:: WHAT YOU SHOULD DO ::
Below are records. Copy every line with "content" in it.

:: EXERCISE INPUT ::
□ □ □
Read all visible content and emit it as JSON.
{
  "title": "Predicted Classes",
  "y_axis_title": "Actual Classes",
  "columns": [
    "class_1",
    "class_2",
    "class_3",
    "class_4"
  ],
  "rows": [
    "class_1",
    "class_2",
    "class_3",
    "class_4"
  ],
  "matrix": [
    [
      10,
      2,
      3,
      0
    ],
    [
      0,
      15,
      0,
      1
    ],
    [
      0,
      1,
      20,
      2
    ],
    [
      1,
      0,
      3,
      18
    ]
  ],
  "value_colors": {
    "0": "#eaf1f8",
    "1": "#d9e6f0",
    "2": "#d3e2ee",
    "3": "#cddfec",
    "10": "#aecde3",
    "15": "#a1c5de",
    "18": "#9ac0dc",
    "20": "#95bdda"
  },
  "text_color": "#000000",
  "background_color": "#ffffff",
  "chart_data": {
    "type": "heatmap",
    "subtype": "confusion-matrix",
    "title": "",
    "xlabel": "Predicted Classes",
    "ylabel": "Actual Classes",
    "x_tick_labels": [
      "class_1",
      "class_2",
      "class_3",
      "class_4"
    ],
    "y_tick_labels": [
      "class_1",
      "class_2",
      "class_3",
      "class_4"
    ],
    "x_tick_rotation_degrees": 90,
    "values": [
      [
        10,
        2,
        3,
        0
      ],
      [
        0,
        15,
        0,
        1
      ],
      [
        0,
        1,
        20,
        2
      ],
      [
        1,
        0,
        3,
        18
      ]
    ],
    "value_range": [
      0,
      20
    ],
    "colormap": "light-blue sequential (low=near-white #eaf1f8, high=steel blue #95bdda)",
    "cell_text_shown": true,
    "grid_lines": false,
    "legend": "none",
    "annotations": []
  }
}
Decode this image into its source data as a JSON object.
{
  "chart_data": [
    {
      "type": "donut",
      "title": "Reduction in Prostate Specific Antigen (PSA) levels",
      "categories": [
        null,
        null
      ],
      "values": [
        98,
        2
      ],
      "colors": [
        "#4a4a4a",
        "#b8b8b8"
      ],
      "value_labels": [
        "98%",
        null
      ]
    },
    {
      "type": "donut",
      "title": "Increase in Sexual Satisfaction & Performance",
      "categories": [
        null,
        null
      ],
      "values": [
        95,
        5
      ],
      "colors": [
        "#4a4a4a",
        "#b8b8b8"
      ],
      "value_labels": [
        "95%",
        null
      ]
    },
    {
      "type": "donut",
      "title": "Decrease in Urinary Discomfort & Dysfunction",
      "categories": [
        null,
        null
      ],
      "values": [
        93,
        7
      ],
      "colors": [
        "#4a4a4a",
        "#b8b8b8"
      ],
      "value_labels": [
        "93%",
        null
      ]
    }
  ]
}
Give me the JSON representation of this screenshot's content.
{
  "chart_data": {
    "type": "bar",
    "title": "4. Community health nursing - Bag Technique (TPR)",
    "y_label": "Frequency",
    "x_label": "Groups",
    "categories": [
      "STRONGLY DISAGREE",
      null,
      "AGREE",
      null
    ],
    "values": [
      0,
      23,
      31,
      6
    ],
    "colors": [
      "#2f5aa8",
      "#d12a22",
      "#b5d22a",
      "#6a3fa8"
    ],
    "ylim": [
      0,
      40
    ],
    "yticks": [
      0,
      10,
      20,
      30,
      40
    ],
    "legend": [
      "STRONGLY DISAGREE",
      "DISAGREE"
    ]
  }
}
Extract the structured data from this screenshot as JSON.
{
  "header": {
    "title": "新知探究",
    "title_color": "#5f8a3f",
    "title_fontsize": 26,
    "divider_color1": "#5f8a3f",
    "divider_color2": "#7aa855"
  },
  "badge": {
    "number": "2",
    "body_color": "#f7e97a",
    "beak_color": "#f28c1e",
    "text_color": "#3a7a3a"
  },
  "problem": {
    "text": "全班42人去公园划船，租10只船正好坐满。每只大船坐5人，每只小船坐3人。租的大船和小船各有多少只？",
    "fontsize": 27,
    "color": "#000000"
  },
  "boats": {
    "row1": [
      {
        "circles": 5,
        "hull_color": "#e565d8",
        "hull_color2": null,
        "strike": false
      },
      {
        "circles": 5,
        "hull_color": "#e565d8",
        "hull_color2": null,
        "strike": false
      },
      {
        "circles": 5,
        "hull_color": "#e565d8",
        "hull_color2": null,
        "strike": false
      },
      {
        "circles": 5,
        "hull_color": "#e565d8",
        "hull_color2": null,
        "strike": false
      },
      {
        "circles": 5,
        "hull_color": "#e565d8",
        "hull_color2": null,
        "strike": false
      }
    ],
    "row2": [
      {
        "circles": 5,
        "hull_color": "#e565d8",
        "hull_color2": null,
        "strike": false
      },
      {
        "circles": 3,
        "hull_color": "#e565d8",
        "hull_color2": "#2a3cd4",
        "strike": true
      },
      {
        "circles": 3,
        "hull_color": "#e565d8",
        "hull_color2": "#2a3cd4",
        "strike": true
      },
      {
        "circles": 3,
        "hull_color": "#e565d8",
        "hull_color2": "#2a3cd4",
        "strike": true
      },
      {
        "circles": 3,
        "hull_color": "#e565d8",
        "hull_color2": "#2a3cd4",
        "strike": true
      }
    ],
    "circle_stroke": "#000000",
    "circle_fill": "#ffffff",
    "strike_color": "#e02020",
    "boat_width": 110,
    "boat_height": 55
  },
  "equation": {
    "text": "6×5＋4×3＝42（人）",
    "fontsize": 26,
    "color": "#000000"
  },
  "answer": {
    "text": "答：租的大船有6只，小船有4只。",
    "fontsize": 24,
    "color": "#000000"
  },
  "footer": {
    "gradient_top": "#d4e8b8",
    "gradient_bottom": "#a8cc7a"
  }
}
□ □ □
:: RESULT OF THE EXERCISE ::
Read all visible content and emit it as JSON.
Give me the JSON representation of this screenshot's content.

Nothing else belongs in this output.